=== EXERCISE AIM ===
Skip the pictures and quote all of the lines exactly.

=== Collected data ===
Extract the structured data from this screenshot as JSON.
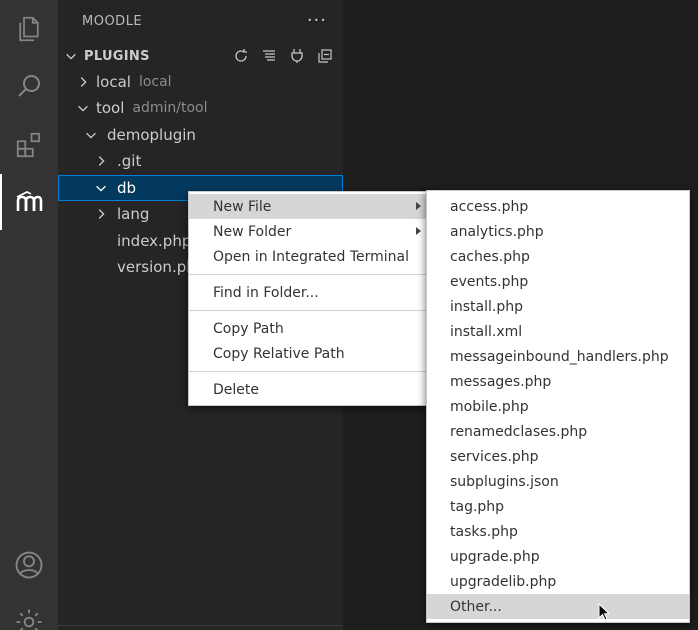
{
  "activity_bar": {
    "icons": [
      "explorer-icon",
      "search-icon",
      "extensions-icon",
      "moodle-icon",
      "account-icon",
      "settings-gear-icon"
    ]
  },
  "sidebar": {
    "title": "MOODLE",
    "more": "···",
    "section": {
      "title": "PLUGINS",
      "actions": [
        "refresh-icon",
        "collapse-all-icon",
        "plug-icon",
        "collapse-folders-icon"
      ]
    },
    "tree": [
      {
        "label": "local",
        "desc": "local"
      },
      {
        "label": "tool",
        "desc": "admin/tool"
      },
      {
        "label": "demoplugin",
        "desc": ""
      },
      {
        "label": ".git",
        "desc": ""
      },
      {
        "label": "db",
        "desc": ""
      },
      {
        "label": "lang",
        "desc": ""
      },
      {
        "label": "index.php",
        "desc": ""
      },
      {
        "label": "version.php",
        "desc": ""
      }
    ]
  },
  "context_menu": {
    "items": [
      {
        "label": "New File"
      },
      {
        "label": "New Folder"
      },
      {
        "label": "Open in Integrated Terminal"
      },
      {
        "label": "Find in Folder..."
      },
      {
        "label": "Copy Path"
      },
      {
        "label": "Copy Relative Path"
      },
      {
        "label": "Delete"
      }
    ]
  },
  "submenu": {
    "items": [
      "access.php",
      "analytics.php",
      "caches.php",
      "events.php",
      "install.php",
      "install.xml",
      "messageinbound_handlers.php",
      "messages.php",
      "mobile.php",
      "renamedclases.php",
      "services.php",
      "subplugins.json",
      "tag.php",
      "tasks.php",
      "upgrade.php",
      "upgradelib.php",
      "Other..."
    ]
  }
}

=== EXERCISE RESPONSE ===
Extract the structured data from this screenshot as JSON.
{
  "activity_bar": {
    "icons": [
      "explorer-icon",
      "search-icon",
      "extensions-icon",
      "moodle-icon",
      "account-icon",
      "settings-gear-icon"
    ]
  },
  "sidebar": {
    "title": "MOODLE",
    "more": "···",
    "section": {
      "title": "PLUGINS",
      "actions": [
        "refresh-icon",
        "collapse-all-icon",
        "plug-icon",
        "collapse-folders-icon"
      ]
    },
    "tree": [
      {
        "label": "local",
        "desc": "local"
      },
      {
        "label": "tool",
        "desc": "admin/tool"
      },
      {
        "label": "demoplugin",
        "desc": ""
      },
      {
        "label": ".git",
        "desc": ""
      },
      {
        "label": "db",
        "desc": ""
      },
      {
        "label": "lang",
        "desc": ""
      },
      {
        "label": "index.php",
        "desc": ""
      },
      {
        "label": "version.php",
        "desc": ""
      }
    ]
  },
  "context_menu": {
    "items": [
      {
        "label": "New File"
      },
      {
        "label": "New Folder"
      },
      {
        "label": "Open in Integrated Terminal"
      },
      {
        "label": "Find in Folder..."
      },
      {
        "label": "Copy Path"
      },
      {
        "label": "Copy Relative Path"
      },
      {
        "label": "Delete"
      }
    ]
  },
  "submenu": {
    "items": [
      "access.php",
      "analytics.php",
      "caches.php",
      "events.php",
      "install.php",
      "install.xml",
      "messageinbound_handlers.php",
      "messages.php",
      "mobile.php",
      "renamedclases.php",
      "services.php",
      "subplugins.json",
      "tag.php",
      "tasks.php",
      "upgrade.php",
      "upgradelib.php",
      "Other..."
    ]
  }
}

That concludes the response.